Identify every line in the records below that contains the word "color", and reproduce each one.

## begin DATA TO PROCESS

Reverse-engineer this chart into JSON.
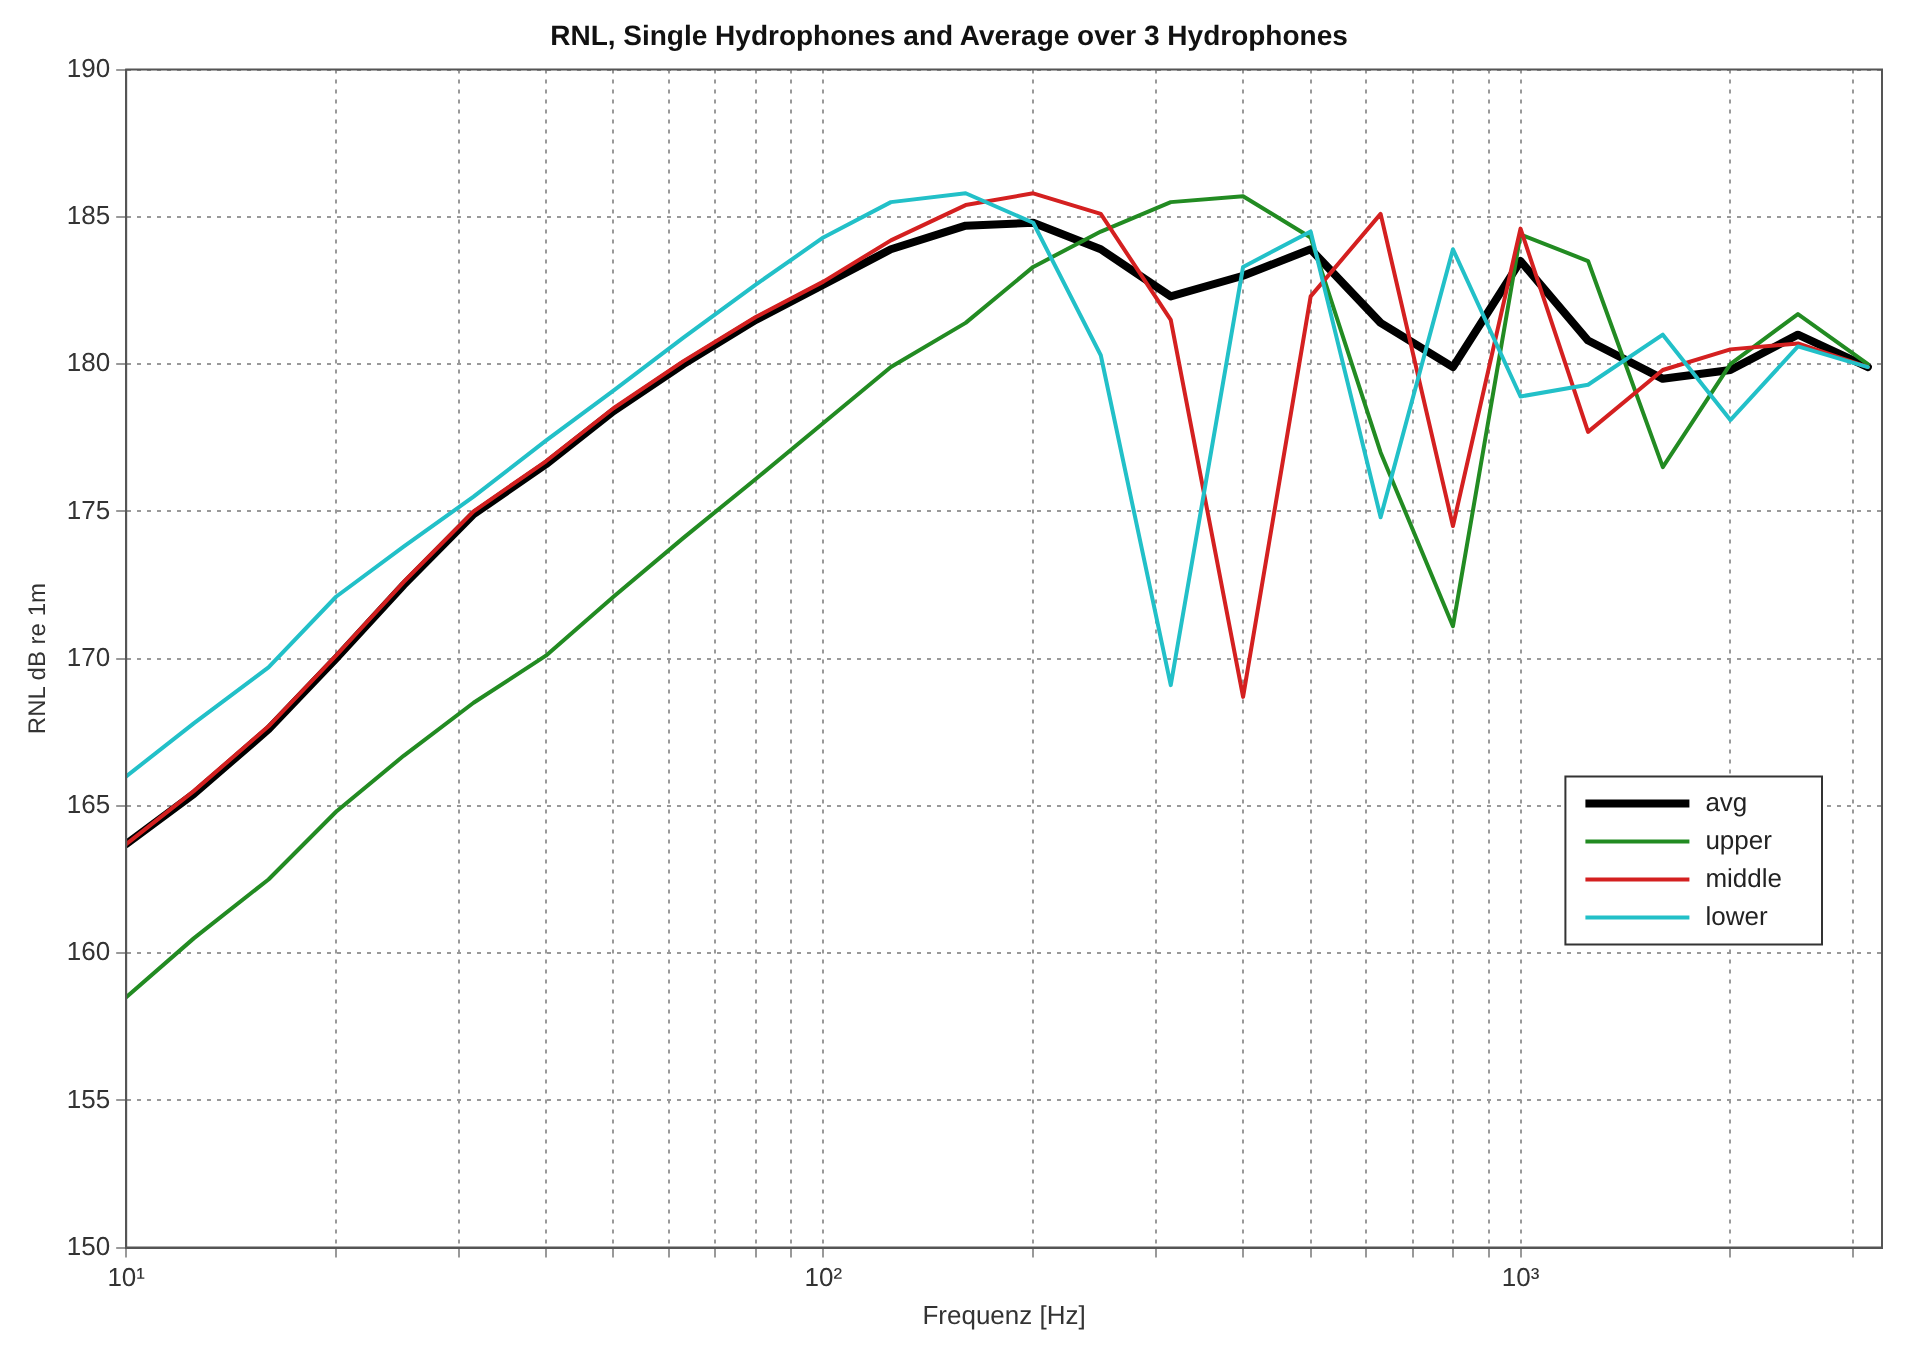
{
  "chart_data": {
    "type": "line",
    "title": "RNL, Single Hydrophones and Average over 3 Hydrophones",
    "xlabel": "Frequenz [Hz]",
    "ylabel": "RNL dB re 1m",
    "x": [
      10,
      12.5,
      16,
      20,
      25,
      31.5,
      40,
      50,
      63,
      80,
      100,
      125,
      160,
      200,
      250,
      315,
      400,
      500,
      630,
      800,
      1000,
      1250,
      1600,
      2000,
      2500,
      3150
    ],
    "series": [
      {
        "name": "avg",
        "color": "#000000",
        "values": [
          163.7,
          165.4,
          167.6,
          170.0,
          172.5,
          174.9,
          176.6,
          178.4,
          180.0,
          181.5,
          182.7,
          183.9,
          184.7,
          184.8,
          183.9,
          182.3,
          183.0,
          183.9,
          181.4,
          179.9,
          183.5,
          180.8,
          179.5,
          179.8,
          181.0,
          179.9
        ]
      },
      {
        "name": "upper",
        "color": "#228b22",
        "values": [
          158.5,
          160.5,
          162.5,
          164.8,
          166.7,
          168.5,
          170.1,
          172.1,
          174.1,
          176.1,
          178.0,
          179.9,
          181.4,
          183.3,
          184.5,
          185.5,
          185.7,
          184.3,
          177.0,
          171.1,
          184.4,
          183.5,
          176.5,
          180.0,
          181.7,
          180.0
        ]
      },
      {
        "name": "middle",
        "color": "#d42020",
        "values": [
          163.7,
          165.5,
          167.7,
          170.1,
          172.6,
          175.0,
          176.7,
          178.5,
          180.1,
          181.6,
          182.8,
          184.2,
          185.4,
          185.8,
          185.1,
          181.5,
          168.7,
          182.3,
          185.1,
          174.5,
          184.6,
          177.7,
          179.8,
          180.5,
          180.7,
          179.9
        ]
      },
      {
        "name": "lower",
        "color": "#22c0c8",
        "values": [
          166.0,
          167.8,
          169.7,
          172.1,
          173.8,
          175.5,
          177.4,
          179.1,
          180.9,
          182.7,
          184.3,
          185.5,
          185.8,
          184.8,
          180.3,
          169.1,
          183.3,
          184.5,
          174.8,
          183.9,
          178.9,
          179.3,
          181.0,
          178.1,
          180.6,
          179.9
        ]
      }
    ],
    "log": "x",
    "xlim": [
      10,
      3300
    ],
    "ylim": [
      150,
      190
    ],
    "xticks": [
      {
        "value": 10,
        "label": "10¹"
      },
      {
        "value": 20,
        "label": null
      },
      {
        "value": 30,
        "label": null
      },
      {
        "value": 40,
        "label": null
      },
      {
        "value": 50,
        "label": null
      },
      {
        "value": 60,
        "label": null
      },
      {
        "value": 70,
        "label": null
      },
      {
        "value": 80,
        "label": null
      },
      {
        "value": 90,
        "label": null
      },
      {
        "value": 100,
        "label": "10²"
      },
      {
        "value": 200,
        "label": null
      },
      {
        "value": 300,
        "label": null
      },
      {
        "value": 400,
        "label": null
      },
      {
        "value": 500,
        "label": null
      },
      {
        "value": 600,
        "label": null
      },
      {
        "value": 700,
        "label": null
      },
      {
        "value": 800,
        "label": null
      },
      {
        "value": 900,
        "label": null
      },
      {
        "value": 1000,
        "label": "10³"
      },
      {
        "value": 2000,
        "label": null
      },
      {
        "value": 3000,
        "label": null
      }
    ],
    "yticks": [
      150,
      155,
      160,
      165,
      170,
      175,
      180,
      185,
      190
    ],
    "grid": true,
    "legend": "right",
    "marker": "none",
    "line_style": "solid"
  }
}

## end DATA TO PROCESS

» CORRECT RESPONSE
        "color": "#000000",
        "color": "#228b22",
        "color": "#d42020",
        "color": "#22c0c8",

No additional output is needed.